# Exercise directions
The records that follow are to be repeated without alteration.

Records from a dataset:
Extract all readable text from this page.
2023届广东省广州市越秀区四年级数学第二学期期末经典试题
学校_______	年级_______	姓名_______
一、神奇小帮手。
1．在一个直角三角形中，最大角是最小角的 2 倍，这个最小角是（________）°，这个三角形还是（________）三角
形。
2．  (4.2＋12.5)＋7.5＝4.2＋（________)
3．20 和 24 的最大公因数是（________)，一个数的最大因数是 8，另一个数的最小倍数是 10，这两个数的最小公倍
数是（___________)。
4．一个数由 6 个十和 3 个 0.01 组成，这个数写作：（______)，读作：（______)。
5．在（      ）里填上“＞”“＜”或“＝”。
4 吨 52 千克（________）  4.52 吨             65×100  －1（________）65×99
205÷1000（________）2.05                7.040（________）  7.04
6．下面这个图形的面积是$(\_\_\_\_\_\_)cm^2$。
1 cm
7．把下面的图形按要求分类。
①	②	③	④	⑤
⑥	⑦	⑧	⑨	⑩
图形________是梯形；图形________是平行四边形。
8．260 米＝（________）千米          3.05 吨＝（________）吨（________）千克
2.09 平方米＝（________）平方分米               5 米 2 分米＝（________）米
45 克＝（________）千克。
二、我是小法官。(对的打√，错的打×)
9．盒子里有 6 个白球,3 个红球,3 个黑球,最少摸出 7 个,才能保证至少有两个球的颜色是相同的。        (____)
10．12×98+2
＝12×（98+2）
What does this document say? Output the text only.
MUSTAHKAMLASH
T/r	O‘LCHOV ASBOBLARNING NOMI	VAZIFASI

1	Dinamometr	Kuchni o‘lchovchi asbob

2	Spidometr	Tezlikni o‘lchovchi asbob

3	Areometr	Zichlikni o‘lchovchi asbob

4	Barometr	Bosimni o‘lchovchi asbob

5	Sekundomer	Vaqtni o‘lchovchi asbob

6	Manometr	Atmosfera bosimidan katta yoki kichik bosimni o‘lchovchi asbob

# Output
Extract all readable text from this page.
2023届广东省广州市越秀区四年级数学第二学期期末经典试题
学校_______	年级_______	姓名_______
一、神奇小帮手。
1．在一个直角三角形中，最大角是最小角的 2 倍，这个最小角是（________）°，这个三角形还是（________）三角
形。
2．  (4.2＋12.5)＋7.5＝4.2＋（________)
3．20 和 24 的最大公因数是（________)，一个数的最大因数是 8，另一个数的最小倍数是 10，这两个数的最小公倍
数是（___________)。
4．一个数由 6 个十和 3 个 0.01 组成，这个数写作：（______)，读作：（______)。
5．在（      ）里填上“＞”“＜”或“＝”。
4 吨 52 千克（________）  4.52 吨             65×100  －1（________）65×99
205÷1000（________）2.05                7.040（________）  7.04
6．下面这个图形的面积是$(\_\_\_\_\_\_)cm^2$。
1 cm
7．把下面的图形按要求分类。
①	②	③	④	⑤
⑥	⑦	⑧	⑨	⑩
图形________是梯形；图形________是平行四边形。
8．260 米＝（________）千米          3.05 吨＝（________）吨（________）千克
2.09 平方米＝（________）平方分米               5 米 2 分米＝（________）米
45 克＝（________）千克。
二、我是小法官。(对的打√，错的打×)
9．盒子里有 6 个白球,3 个红球,3 个黑球,最少摸出 7 个,才能保证至少有两个球的颜色是相同的。        (____)
10．12×98+2
＝12×（98+2）
What does this document say? Output the text only.
MUSTAHKAMLASH
T/r	O‘LCHOV ASBOBLARNING NOMI	VAZIFASI

1	Dinamometr	Kuchni o‘lchovchi asbob

2	Spidometr	Tezlikni o‘lchovchi asbob

3	Areometr	Zichlikni o‘lchovchi asbob

4	Barometr	Bosimni o‘lchovchi asbob

5	Sekundomer	Vaqtni o‘lchovchi asbob

6	Manometr	Atmosfera bosimidan katta yoki kichik bosimni o‘lchovchi asbob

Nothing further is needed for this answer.